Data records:
=-=-=-=-=
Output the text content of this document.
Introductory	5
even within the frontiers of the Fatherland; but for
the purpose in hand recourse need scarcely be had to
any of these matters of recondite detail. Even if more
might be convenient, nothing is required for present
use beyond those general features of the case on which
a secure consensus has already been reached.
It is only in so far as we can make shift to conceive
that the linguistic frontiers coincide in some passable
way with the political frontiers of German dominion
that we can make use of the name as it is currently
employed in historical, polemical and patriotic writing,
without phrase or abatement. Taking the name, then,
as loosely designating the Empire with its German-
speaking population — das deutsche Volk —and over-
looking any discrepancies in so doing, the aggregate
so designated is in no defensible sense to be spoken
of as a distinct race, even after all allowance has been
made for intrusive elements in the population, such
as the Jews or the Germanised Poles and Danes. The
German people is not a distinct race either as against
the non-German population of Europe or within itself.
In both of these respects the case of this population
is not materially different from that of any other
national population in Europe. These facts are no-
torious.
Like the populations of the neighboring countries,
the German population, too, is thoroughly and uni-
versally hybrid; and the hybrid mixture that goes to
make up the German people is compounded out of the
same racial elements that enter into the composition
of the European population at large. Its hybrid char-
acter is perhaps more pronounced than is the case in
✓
=-=-=-=-=
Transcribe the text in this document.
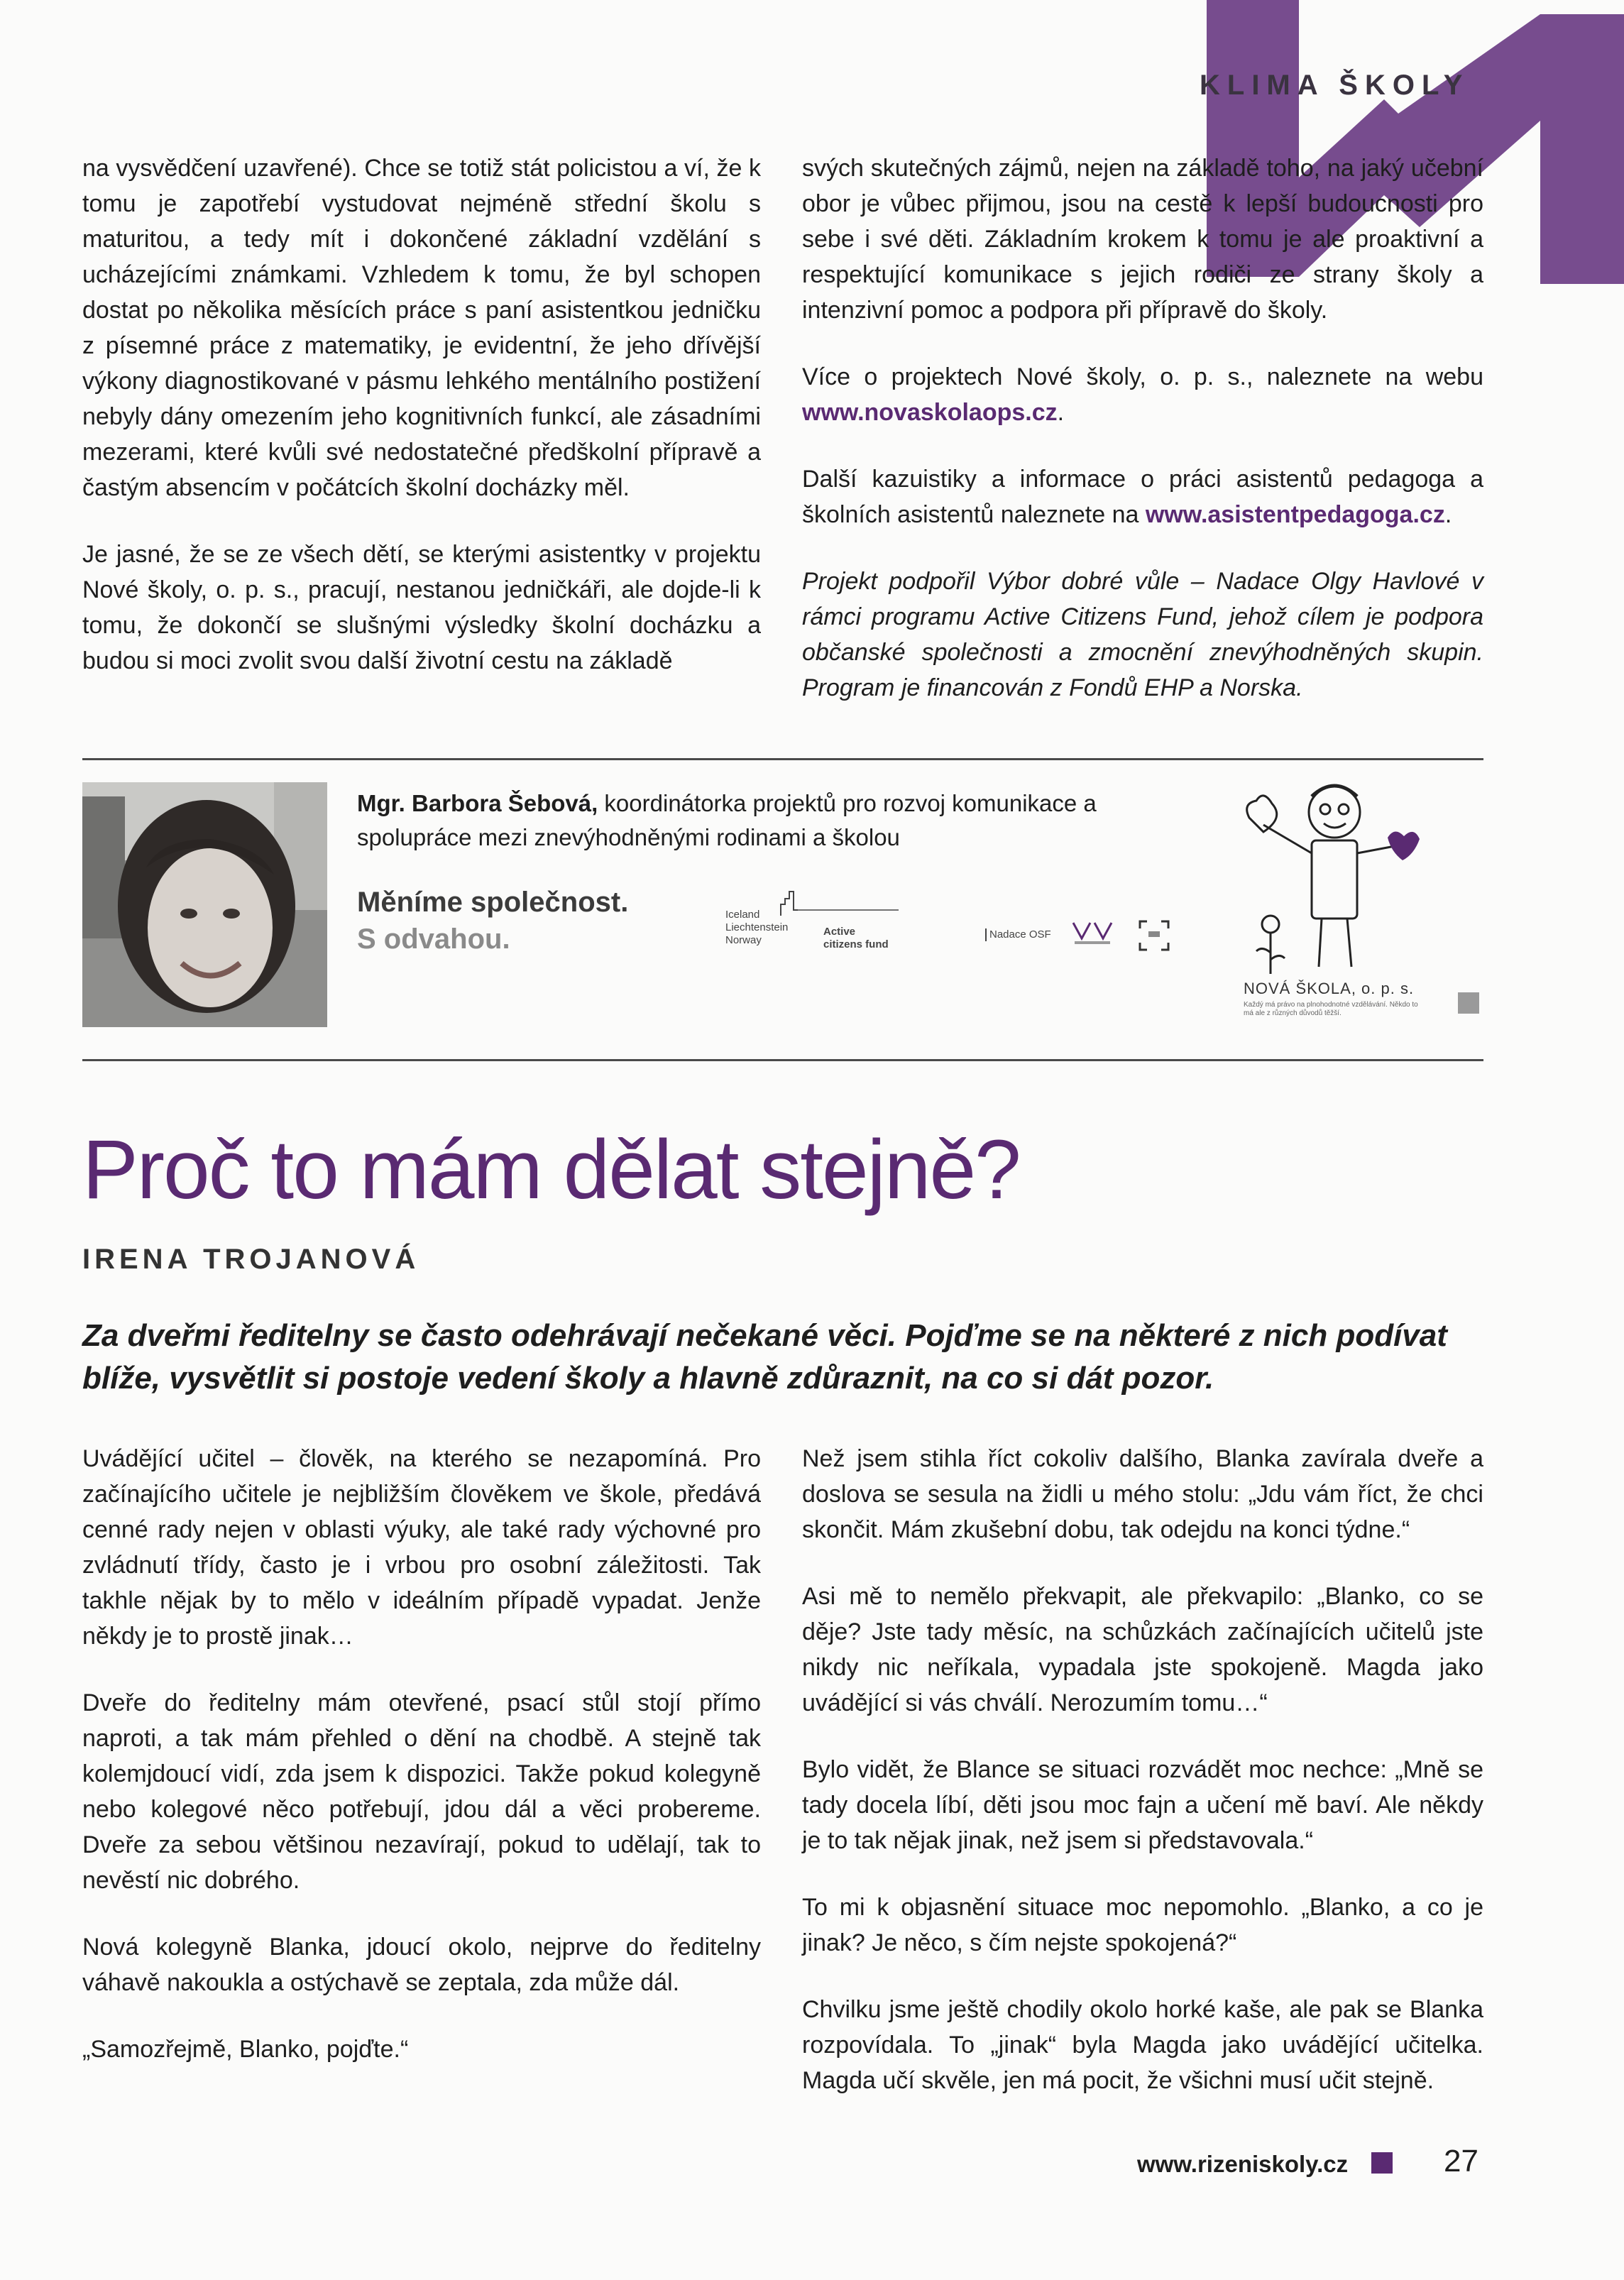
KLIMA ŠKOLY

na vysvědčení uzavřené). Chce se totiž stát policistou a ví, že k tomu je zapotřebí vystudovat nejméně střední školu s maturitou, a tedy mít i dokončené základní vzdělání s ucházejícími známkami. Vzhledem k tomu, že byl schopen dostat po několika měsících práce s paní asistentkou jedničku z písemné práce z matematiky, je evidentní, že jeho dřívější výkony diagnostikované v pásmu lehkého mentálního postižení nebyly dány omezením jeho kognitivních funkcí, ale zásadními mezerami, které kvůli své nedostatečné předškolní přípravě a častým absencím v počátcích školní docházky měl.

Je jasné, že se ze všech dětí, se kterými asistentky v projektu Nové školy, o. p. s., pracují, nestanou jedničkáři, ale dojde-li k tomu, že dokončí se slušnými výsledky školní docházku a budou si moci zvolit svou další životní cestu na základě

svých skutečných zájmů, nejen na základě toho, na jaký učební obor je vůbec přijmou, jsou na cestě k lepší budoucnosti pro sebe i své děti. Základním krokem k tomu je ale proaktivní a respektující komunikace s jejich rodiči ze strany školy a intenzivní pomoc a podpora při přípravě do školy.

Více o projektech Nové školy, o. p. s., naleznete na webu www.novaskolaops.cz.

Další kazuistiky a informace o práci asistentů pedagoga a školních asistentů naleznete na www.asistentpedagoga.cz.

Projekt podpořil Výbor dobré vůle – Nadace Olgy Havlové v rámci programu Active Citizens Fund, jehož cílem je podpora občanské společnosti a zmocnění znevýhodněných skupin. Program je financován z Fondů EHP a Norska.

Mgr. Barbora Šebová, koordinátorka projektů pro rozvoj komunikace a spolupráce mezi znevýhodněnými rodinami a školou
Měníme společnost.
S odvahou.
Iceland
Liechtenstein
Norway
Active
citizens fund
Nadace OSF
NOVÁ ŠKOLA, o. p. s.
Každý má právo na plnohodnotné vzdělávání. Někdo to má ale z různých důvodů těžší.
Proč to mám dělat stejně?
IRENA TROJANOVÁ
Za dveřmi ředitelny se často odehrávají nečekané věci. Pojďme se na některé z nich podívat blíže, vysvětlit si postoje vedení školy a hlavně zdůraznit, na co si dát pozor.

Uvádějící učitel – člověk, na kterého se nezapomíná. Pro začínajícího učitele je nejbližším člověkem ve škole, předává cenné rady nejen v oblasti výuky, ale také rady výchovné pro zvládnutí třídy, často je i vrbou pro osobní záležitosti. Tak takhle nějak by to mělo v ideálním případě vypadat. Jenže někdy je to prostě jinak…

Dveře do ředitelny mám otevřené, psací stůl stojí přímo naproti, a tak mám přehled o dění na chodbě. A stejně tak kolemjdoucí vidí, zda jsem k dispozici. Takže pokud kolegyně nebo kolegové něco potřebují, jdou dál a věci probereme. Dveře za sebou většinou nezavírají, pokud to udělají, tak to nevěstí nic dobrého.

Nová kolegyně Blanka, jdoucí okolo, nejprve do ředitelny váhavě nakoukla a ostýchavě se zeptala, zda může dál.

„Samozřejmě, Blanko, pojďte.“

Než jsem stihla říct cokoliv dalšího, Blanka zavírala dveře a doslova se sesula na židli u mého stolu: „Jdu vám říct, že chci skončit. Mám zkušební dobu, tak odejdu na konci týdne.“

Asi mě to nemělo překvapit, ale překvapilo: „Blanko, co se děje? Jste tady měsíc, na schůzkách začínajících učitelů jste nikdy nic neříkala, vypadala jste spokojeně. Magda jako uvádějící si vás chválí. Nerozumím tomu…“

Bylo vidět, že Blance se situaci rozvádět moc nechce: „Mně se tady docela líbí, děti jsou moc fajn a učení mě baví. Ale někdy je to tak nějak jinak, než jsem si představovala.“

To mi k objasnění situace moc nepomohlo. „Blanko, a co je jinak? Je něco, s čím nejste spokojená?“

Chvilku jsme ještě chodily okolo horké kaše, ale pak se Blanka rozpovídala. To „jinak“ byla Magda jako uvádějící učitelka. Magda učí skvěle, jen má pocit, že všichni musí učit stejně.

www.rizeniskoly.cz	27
=-=-=-=-=
Task:
Pick each line holding the word "někdy" out of the listing.

Exercise answer:
Uvádějící učitel – člověk, na kterého se nezapomíná. Pro začínajícího učitele je nejbližším člověkem ve škole, předává cenné rady nejen v oblasti výuky, ale také rady výchovné pro zvládnutí třídy, často je i vrbou pro osobní záležitosti. Tak takhle nějak by to mělo v ideálním případě vypadat. Jenže někdy je to prostě jinak…
Bylo vidět, že Blance se situaci rozvádět moc nechce: „Mně se tady docela líbí, děti jsou moc fajn a učení mě baví. Ale někdy je to tak nějak jinak, než jsem si představovala.“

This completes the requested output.